<<<<

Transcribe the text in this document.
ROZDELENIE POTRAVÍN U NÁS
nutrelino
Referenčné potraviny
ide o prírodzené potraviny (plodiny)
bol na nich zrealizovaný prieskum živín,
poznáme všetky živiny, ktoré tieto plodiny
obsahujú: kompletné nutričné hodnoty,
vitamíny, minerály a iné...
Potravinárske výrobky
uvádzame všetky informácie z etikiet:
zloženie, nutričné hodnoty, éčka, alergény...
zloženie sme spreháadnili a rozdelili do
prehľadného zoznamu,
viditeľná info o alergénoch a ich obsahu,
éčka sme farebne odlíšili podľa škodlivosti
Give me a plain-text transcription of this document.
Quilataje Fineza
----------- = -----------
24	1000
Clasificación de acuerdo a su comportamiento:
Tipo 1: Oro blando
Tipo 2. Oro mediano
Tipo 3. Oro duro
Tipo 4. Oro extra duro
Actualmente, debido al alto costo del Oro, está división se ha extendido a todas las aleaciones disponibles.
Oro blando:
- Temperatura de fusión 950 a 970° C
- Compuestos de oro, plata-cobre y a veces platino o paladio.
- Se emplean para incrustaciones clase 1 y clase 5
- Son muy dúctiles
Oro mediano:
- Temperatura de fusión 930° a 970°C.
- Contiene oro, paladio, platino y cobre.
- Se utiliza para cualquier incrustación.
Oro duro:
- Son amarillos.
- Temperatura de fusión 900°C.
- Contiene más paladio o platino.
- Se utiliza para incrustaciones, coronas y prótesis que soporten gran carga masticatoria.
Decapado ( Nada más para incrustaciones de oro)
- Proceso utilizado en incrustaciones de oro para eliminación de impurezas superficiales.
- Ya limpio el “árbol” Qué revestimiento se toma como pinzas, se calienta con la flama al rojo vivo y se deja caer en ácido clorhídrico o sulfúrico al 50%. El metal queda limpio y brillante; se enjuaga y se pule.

>>>>

▶ [EXERCISE INSTRUCTIONS]:
Copy out each record exactly as given, omitting none.

▶ [FINAL RESULT]:
Transcribe the text in this document.
ROZDELENIE POTRAVÍN U NÁS
nutrelino
Referenčné potraviny
ide o prírodzené potraviny (plodiny)
bol na nich zrealizovaný prieskum živín,
poznáme všetky živiny, ktoré tieto plodiny
obsahujú: kompletné nutričné hodnoty,
vitamíny, minerály a iné...
Potravinárske výrobky
uvádzame všetky informácie z etikiet:
zloženie, nutričné hodnoty, éčka, alergény...
zloženie sme spreháadnili a rozdelili do
prehľadného zoznamu,
viditeľná info o alergénoch a ich obsahu,
éčka sme farebne odlíšili podľa škodlivosti
Give me a plain-text transcription of this document.
Quilataje Fineza
----------- = -----------
24	1000
Clasificación de acuerdo a su comportamiento:
Tipo 1: Oro blando
Tipo 2. Oro mediano
Tipo 3. Oro duro
Tipo 4. Oro extra duro
Actualmente, debido al alto costo del Oro, está división se ha extendido a todas las aleaciones disponibles.
Oro blando:
- Temperatura de fusión 950 a 970° C
- Compuestos de oro, plata-cobre y a veces platino o paladio.
- Se emplean para incrustaciones clase 1 y clase 5
- Son muy dúctiles
Oro mediano:
- Temperatura de fusión 930° a 970°C.
- Contiene oro, paladio, platino y cobre.
- Se utiliza para cualquier incrustación.
Oro duro:
- Son amarillos.
- Temperatura de fusión 900°C.
- Contiene más paladio o platino.
- Se utiliza para incrustaciones, coronas y prótesis que soporten gran carga masticatoria.
Decapado ( Nada más para incrustaciones de oro)
- Proceso utilizado en incrustaciones de oro para eliminación de impurezas superficiales.
- Ya limpio el “árbol” Qué revestimiento se toma como pinzas, se calienta con la flama al rojo vivo y se deja caer en ácido clorhídrico o sulfúrico al 50%. El metal queda limpio y brillante; se enjuaga y se pule.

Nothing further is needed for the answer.